_WORK REQUIRED_: Check the listing below line by line and report how many lines hold "Zealand", with no other words.

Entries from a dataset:
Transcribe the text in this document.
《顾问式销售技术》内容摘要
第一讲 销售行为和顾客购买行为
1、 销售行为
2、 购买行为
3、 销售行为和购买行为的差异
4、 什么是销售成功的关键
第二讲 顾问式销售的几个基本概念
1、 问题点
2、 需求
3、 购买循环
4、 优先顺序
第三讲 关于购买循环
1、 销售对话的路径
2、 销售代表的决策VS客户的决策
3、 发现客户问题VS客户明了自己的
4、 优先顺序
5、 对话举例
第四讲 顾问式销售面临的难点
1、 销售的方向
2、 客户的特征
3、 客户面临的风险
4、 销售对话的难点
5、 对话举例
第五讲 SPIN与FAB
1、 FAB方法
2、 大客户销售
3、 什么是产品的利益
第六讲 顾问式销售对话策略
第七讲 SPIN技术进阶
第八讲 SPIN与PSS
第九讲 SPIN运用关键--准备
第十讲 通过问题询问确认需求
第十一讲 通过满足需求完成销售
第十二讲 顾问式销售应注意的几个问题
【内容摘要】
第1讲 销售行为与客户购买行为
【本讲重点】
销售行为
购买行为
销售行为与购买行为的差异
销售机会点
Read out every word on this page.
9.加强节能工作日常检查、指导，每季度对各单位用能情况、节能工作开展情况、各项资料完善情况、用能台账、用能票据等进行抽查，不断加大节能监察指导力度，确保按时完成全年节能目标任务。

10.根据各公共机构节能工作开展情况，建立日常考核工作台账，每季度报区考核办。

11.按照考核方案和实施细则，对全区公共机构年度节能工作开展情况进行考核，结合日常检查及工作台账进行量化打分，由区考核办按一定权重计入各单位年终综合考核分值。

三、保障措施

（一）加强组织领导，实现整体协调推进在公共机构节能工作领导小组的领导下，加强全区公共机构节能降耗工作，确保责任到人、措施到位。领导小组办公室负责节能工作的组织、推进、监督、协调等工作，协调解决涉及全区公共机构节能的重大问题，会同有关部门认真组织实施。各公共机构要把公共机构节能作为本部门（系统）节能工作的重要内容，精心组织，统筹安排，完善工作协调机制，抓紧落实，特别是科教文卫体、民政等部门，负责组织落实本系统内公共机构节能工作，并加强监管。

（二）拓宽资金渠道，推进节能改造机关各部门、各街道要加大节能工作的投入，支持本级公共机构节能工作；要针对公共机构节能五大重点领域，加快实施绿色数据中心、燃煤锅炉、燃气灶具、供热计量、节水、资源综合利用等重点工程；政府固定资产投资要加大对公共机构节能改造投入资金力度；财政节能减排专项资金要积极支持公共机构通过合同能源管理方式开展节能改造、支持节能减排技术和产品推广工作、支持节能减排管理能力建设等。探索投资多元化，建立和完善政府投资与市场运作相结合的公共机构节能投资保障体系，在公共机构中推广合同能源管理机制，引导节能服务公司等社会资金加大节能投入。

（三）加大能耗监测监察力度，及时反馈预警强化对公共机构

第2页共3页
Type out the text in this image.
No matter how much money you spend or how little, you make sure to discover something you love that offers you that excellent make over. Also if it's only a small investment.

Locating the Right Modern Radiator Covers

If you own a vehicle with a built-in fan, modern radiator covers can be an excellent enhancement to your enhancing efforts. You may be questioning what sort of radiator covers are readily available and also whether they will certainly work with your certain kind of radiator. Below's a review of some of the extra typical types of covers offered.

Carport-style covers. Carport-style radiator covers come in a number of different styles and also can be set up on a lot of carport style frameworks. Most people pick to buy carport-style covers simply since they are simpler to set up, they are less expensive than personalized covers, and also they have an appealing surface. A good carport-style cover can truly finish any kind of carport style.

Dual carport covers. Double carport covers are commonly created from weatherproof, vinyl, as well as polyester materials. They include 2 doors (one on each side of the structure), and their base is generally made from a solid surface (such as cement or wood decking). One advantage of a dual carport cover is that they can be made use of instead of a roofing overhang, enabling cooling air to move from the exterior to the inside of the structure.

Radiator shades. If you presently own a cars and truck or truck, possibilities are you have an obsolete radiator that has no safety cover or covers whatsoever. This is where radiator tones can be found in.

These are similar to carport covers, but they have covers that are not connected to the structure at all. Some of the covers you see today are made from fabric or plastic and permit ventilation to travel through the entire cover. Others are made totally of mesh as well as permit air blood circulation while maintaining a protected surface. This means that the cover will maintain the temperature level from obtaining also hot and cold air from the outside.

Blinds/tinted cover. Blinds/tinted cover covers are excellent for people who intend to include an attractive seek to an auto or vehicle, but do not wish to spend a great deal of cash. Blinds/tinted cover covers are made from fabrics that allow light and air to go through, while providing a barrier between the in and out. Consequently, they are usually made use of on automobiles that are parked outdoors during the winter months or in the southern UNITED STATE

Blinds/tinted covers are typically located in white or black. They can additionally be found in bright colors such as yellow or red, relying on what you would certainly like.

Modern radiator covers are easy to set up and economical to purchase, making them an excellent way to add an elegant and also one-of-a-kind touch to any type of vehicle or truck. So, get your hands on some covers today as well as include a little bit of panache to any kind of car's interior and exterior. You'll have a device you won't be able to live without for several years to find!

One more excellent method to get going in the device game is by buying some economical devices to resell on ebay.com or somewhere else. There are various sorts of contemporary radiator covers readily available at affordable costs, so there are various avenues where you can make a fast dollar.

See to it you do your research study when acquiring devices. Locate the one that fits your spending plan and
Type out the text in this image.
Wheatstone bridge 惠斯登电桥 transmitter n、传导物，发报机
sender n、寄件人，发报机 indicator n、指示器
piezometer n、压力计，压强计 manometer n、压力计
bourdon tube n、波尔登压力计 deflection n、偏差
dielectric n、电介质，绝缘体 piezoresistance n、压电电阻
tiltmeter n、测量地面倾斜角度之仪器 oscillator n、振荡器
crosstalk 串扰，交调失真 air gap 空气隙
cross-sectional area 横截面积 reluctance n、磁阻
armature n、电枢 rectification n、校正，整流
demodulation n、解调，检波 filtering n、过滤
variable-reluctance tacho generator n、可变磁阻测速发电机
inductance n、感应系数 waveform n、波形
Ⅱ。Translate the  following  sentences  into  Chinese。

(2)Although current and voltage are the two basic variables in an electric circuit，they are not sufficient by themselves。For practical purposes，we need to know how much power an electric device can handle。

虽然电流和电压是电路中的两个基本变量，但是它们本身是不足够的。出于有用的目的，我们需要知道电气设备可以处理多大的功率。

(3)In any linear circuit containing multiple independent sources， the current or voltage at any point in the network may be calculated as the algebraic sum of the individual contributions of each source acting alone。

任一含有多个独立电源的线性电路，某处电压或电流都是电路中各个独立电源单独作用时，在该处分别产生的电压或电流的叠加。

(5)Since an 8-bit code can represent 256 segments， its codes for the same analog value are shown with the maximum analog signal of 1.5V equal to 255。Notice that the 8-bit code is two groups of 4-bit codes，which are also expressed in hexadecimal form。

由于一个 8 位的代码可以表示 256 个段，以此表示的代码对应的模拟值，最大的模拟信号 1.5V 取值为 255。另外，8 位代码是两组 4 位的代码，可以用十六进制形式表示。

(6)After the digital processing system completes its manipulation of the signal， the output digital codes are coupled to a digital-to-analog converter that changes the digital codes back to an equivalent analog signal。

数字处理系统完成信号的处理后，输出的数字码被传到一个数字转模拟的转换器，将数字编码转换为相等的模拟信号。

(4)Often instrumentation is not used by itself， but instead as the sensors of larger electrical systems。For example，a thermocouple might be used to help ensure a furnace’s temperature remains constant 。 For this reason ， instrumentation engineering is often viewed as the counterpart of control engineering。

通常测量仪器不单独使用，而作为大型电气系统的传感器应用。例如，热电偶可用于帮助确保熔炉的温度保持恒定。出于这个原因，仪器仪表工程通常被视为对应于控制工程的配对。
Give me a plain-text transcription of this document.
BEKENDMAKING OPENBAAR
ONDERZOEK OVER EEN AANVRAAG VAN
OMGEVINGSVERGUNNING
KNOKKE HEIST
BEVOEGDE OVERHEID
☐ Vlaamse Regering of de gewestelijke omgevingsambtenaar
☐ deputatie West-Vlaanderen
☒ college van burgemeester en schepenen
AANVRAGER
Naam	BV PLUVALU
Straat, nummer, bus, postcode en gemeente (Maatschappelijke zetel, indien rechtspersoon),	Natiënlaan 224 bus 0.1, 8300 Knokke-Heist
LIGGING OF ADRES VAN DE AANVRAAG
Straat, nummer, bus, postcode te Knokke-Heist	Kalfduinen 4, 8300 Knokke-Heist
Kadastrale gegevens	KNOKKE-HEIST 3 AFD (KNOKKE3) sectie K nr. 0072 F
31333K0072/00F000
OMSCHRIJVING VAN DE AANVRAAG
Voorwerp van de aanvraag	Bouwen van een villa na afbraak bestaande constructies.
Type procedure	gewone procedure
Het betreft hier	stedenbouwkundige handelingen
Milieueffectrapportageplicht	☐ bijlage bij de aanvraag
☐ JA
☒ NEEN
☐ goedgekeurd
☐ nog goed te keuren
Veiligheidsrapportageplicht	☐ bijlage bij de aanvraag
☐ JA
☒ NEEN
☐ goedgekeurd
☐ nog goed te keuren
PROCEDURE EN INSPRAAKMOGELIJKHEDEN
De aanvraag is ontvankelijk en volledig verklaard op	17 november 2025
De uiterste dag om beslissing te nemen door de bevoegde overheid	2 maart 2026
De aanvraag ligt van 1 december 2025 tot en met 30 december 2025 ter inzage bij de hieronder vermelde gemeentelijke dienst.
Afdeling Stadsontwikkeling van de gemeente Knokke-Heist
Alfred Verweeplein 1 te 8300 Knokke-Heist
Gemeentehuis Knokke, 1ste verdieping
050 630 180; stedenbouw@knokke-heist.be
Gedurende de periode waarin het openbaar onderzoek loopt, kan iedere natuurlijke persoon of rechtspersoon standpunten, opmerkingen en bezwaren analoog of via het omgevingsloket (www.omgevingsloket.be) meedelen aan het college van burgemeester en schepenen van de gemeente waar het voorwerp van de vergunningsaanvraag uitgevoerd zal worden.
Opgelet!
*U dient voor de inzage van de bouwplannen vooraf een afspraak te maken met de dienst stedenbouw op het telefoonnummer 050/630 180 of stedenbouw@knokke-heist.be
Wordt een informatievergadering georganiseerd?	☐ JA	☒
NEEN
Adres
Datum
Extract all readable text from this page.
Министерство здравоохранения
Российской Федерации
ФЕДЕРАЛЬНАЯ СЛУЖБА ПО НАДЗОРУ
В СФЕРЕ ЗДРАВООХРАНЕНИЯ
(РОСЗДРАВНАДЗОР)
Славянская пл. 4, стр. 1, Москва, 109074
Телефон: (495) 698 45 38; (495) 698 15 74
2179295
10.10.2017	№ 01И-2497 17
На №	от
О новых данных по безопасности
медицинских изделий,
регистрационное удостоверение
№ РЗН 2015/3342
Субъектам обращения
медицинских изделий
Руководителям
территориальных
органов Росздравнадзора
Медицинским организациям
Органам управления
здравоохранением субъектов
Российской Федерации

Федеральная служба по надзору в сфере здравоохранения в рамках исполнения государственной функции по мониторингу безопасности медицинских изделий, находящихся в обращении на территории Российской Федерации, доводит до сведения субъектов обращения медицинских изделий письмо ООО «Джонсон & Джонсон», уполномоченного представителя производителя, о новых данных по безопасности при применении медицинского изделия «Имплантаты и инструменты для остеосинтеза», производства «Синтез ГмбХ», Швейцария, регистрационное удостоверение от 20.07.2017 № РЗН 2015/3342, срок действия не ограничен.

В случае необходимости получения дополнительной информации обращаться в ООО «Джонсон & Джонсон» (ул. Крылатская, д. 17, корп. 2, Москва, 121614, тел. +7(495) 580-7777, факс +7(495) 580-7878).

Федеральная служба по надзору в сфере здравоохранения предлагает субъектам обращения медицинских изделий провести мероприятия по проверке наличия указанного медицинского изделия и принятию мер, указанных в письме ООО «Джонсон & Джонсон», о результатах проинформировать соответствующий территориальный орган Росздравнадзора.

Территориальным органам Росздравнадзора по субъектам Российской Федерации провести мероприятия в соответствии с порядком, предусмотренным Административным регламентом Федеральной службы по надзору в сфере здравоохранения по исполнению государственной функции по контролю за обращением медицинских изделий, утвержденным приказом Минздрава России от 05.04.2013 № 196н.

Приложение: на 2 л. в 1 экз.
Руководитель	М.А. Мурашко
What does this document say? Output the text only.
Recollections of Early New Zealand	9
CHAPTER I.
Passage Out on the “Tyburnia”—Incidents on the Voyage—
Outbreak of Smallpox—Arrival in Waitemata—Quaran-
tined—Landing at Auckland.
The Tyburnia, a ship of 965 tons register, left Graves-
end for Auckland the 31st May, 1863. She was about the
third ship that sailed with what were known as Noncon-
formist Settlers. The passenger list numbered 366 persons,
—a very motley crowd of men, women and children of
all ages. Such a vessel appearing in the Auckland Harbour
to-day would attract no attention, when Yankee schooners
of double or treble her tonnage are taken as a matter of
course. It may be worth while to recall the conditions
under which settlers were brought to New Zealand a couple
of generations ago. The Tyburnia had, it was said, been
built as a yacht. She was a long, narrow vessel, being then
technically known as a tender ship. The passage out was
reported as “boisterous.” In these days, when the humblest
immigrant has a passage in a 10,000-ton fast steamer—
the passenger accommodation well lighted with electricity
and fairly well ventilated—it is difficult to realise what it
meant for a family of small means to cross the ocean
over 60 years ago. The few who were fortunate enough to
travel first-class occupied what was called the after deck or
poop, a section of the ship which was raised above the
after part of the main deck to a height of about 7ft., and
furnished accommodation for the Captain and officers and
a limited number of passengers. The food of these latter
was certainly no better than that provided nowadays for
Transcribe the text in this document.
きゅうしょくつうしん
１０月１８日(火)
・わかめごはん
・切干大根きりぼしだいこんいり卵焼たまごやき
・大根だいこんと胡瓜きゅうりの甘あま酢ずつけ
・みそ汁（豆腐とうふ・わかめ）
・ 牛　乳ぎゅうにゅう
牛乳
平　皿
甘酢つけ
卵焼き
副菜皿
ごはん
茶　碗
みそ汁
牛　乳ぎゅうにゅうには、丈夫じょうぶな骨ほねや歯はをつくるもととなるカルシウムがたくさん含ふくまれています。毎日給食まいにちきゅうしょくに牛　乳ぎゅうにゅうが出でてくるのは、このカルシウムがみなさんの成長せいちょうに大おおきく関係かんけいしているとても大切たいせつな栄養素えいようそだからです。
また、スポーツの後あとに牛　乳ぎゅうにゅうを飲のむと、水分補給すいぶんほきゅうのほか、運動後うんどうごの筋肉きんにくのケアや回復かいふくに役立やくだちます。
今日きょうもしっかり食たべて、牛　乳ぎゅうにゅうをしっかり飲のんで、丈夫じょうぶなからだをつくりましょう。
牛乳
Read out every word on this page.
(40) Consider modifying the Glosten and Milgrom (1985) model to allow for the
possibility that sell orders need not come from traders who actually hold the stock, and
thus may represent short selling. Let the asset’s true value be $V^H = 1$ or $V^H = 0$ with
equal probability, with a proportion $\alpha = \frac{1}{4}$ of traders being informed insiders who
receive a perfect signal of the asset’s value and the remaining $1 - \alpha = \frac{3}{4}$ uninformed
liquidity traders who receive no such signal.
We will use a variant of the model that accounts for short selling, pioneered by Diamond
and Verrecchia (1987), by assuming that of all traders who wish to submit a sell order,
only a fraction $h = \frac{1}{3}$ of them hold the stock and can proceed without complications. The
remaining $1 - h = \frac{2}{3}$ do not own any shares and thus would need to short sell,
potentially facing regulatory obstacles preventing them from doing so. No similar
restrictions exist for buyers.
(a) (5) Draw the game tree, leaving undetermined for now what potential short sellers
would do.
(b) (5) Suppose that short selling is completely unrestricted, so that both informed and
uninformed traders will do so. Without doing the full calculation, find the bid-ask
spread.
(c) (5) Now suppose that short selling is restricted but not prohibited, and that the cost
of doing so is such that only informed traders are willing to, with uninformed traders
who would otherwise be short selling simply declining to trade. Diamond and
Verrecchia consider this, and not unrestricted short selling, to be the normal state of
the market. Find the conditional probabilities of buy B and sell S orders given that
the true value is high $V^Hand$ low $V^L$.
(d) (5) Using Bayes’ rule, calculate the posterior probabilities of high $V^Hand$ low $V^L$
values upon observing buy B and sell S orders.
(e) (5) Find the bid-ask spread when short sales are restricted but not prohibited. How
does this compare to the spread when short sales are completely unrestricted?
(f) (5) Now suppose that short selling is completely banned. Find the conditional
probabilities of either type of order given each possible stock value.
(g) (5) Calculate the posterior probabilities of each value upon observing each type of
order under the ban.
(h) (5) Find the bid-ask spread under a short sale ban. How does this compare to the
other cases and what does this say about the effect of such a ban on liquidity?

_EXERCISE ANSWER_: 2